Chart and figure data:
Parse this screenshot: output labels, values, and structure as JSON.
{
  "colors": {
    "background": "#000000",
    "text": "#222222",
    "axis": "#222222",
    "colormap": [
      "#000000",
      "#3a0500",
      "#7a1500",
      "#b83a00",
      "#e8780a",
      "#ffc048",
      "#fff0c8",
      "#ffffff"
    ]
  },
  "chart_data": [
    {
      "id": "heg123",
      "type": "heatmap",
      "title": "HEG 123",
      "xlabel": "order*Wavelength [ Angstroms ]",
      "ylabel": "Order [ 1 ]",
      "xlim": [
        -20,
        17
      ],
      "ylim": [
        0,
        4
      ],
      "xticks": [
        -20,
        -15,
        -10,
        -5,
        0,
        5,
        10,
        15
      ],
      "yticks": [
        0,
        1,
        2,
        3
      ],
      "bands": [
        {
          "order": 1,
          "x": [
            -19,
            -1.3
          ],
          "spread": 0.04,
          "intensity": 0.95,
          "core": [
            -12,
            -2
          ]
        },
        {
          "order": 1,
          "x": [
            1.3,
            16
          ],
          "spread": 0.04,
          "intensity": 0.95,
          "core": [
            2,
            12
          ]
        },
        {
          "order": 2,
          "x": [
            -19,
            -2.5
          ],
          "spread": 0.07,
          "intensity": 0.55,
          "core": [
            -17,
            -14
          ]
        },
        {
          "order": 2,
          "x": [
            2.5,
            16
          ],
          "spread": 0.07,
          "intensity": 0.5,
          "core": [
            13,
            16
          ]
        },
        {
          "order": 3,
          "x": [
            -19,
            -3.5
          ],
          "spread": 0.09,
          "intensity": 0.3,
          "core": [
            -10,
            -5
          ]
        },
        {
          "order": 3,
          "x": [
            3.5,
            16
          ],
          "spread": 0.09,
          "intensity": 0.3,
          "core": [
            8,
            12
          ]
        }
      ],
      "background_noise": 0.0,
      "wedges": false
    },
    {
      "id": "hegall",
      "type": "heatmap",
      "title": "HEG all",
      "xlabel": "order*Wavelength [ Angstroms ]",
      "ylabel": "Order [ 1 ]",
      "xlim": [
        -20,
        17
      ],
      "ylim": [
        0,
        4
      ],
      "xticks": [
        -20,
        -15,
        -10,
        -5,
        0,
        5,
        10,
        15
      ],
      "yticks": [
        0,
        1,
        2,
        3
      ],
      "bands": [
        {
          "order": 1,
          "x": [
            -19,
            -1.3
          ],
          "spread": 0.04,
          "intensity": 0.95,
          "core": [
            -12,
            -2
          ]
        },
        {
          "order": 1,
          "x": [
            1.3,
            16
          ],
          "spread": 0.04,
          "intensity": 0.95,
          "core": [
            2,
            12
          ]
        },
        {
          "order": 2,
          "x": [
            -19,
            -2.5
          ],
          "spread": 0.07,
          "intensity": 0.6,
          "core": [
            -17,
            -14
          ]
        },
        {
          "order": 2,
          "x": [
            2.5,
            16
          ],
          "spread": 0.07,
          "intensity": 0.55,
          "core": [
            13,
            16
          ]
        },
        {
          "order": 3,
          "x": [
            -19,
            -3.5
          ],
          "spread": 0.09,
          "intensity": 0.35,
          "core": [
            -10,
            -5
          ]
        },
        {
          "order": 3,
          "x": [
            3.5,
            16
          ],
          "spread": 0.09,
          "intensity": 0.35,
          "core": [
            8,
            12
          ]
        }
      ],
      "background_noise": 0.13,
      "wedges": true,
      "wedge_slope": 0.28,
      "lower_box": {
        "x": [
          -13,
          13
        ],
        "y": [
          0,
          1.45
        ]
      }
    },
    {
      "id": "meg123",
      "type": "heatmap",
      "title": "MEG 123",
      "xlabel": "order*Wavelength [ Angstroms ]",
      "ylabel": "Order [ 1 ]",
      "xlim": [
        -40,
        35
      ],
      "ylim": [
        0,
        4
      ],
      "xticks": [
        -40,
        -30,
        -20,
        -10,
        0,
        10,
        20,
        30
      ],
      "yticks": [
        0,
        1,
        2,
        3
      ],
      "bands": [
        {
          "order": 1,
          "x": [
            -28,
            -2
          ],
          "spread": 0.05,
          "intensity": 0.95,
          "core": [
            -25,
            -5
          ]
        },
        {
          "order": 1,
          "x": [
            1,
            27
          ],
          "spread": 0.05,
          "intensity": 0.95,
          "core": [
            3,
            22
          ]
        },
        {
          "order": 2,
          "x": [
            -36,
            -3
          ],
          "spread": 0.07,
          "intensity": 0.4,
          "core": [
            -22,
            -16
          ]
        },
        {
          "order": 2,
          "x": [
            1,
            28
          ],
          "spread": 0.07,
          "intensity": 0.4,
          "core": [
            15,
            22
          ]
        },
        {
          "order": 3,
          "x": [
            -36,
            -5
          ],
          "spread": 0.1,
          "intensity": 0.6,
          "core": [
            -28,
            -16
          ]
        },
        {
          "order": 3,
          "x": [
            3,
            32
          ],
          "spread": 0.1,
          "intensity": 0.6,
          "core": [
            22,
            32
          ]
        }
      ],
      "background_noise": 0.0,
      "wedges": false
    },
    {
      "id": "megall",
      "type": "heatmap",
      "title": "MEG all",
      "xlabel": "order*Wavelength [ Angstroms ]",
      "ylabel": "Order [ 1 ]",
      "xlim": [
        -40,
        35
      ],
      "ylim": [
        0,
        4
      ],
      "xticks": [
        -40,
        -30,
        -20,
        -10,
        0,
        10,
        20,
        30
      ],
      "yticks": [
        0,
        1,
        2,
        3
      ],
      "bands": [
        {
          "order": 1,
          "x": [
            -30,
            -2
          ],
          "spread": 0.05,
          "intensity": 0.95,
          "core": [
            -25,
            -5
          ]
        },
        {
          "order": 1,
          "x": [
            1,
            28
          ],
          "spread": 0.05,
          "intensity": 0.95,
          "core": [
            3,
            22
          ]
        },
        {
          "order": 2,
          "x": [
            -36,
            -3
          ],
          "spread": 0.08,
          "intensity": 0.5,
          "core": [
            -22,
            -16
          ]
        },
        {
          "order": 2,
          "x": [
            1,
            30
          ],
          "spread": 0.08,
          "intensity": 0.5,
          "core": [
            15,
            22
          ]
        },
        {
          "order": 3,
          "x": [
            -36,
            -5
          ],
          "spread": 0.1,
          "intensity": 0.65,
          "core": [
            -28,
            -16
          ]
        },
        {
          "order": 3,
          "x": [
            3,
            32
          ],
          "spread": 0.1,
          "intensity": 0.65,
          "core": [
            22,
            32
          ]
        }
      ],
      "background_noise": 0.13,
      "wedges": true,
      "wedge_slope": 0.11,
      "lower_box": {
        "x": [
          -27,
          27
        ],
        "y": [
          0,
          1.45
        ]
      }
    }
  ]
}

_PROMPT_.
Pick out the lines above that hold the string "title" and show them.

_FINISHED TASK_.
      "title": "HEG 123",
      "title": "HEG all",
      "title": "MEG 123",
      "title": "MEG all",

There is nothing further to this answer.